Problem
Give back all the data exactly, line by line.

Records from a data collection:
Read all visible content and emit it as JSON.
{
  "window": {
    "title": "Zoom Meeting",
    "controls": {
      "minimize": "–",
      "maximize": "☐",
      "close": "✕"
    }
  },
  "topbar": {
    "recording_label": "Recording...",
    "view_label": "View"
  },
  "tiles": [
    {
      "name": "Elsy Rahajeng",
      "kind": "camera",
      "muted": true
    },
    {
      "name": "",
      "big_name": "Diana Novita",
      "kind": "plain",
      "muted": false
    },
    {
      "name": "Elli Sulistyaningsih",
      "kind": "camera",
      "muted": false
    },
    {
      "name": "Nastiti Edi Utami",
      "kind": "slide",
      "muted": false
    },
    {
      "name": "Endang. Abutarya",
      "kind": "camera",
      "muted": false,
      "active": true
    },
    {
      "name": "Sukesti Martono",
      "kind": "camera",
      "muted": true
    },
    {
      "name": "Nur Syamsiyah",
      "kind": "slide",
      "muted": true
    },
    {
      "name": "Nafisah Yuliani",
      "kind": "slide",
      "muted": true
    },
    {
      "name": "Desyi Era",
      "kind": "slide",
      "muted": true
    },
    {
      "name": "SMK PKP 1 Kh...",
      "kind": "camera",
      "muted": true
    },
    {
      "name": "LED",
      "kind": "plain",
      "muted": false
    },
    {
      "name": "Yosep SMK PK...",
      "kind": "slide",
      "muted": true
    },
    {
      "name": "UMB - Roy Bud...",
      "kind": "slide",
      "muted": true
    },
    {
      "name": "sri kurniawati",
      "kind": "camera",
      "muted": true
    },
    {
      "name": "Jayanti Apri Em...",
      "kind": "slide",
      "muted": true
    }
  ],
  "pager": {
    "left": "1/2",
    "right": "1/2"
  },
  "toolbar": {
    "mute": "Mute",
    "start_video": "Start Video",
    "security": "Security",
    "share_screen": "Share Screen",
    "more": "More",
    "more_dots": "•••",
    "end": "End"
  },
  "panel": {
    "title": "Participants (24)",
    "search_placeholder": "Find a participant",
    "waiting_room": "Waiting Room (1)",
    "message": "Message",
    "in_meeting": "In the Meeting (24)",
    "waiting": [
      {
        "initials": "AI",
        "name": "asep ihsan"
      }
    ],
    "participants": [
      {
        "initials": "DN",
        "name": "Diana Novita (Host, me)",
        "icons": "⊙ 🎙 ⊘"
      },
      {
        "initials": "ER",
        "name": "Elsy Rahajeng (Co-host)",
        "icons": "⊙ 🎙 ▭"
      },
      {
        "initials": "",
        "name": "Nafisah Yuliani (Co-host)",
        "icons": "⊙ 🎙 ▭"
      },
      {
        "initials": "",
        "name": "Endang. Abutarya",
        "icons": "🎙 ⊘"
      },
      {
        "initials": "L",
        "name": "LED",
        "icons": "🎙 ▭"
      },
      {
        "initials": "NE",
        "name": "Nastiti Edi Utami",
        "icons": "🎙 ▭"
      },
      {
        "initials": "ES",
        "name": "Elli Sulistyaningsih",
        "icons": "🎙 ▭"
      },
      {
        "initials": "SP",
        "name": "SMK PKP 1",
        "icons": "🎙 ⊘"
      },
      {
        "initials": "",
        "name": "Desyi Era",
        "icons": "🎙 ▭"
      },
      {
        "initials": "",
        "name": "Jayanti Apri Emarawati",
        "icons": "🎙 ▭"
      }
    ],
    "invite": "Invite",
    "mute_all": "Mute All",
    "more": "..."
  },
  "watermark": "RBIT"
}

Output of the exercise
Read all visible content and emit it as JSON.
{
  "window": {
    "title": "Zoom Meeting",
    "controls": {
      "minimize": "–",
      "maximize": "☐",
      "close": "✕"
    }
  },
  "topbar": {
    "recording_label": "Recording...",
    "view_label": "View"
  },
  "tiles": [
    {
      "name": "Elsy Rahajeng",
      "kind": "camera",
      "muted": true
    },
    {
      "name": "",
      "big_name": "Diana Novita",
      "kind": "plain",
      "muted": false
    },
    {
      "name": "Elli Sulistyaningsih",
      "kind": "camera",
      "muted": false
    },
    {
      "name": "Nastiti Edi Utami",
      "kind": "slide",
      "muted": false
    },
    {
      "name": "Endang. Abutarya",
      "kind": "camera",
      "muted": false,
      "active": true
    },
    {
      "name": "Sukesti Martono",
      "kind": "camera",
      "muted": true
    },
    {
      "name": "Nur Syamsiyah",
      "kind": "slide",
      "muted": true
    },
    {
      "name": "Nafisah Yuliani",
      "kind": "slide",
      "muted": true
    },
    {
      "name": "Desyi Era",
      "kind": "slide",
      "muted": true
    },
    {
      "name": "SMK PKP 1 Kh...",
      "kind": "camera",
      "muted": true
    },
    {
      "name": "LED",
      "kind": "plain",
      "muted": false
    },
    {
      "name": "Yosep SMK PK...",
      "kind": "slide",
      "muted": true
    },
    {
      "name": "UMB - Roy Bud...",
      "kind": "slide",
      "muted": true
    },
    {
      "name": "sri kurniawati",
      "kind": "camera",
      "muted": true
    },
    {
      "name": "Jayanti Apri Em...",
      "kind": "slide",
      "muted": true
    }
  ],
  "pager": {
    "left": "1/2",
    "right": "1/2"
  },
  "toolbar": {
    "mute": "Mute",
    "start_video": "Start Video",
    "security": "Security",
    "share_screen": "Share Screen",
    "more": "More",
    "more_dots": "•••",
    "end": "End"
  },
  "panel": {
    "title": "Participants (24)",
    "search_placeholder": "Find a participant",
    "waiting_room": "Waiting Room (1)",
    "message": "Message",
    "in_meeting": "In the Meeting (24)",
    "waiting": [
      {
        "initials": "AI",
        "name": "asep ihsan"
      }
    ],
    "participants": [
      {
        "initials": "DN",
        "name": "Diana Novita (Host, me)",
        "icons": "⊙ 🎙 ⊘"
      },
      {
        "initials": "ER",
        "name": "Elsy Rahajeng (Co-host)",
        "icons": "⊙ 🎙 ▭"
      },
      {
        "initials": "",
        "name": "Nafisah Yuliani (Co-host)",
        "icons": "⊙ 🎙 ▭"
      },
      {
        "initials": "",
        "name": "Endang. Abutarya",
        "icons": "🎙 ⊘"
      },
      {
        "initials": "L",
        "name": "LED",
        "icons": "🎙 ▭"
      },
      {
        "initials": "NE",
        "name": "Nastiti Edi Utami",
        "icons": "🎙 ▭"
      },
      {
        "initials": "ES",
        "name": "Elli Sulistyaningsih",
        "icons": "🎙 ▭"
      },
      {
        "initials": "SP",
        "name": "SMK PKP 1",
        "icons": "🎙 ⊘"
      },
      {
        "initials": "",
        "name": "Desyi Era",
        "icons": "🎙 ▭"
      },
      {
        "initials": "",
        "name": "Jayanti Apri Emarawati",
        "icons": "🎙 ▭"
      }
    ],
    "invite": "Invite",
    "mute_all": "Mute All",
    "more": "..."
  },
  "watermark": "RBIT"
}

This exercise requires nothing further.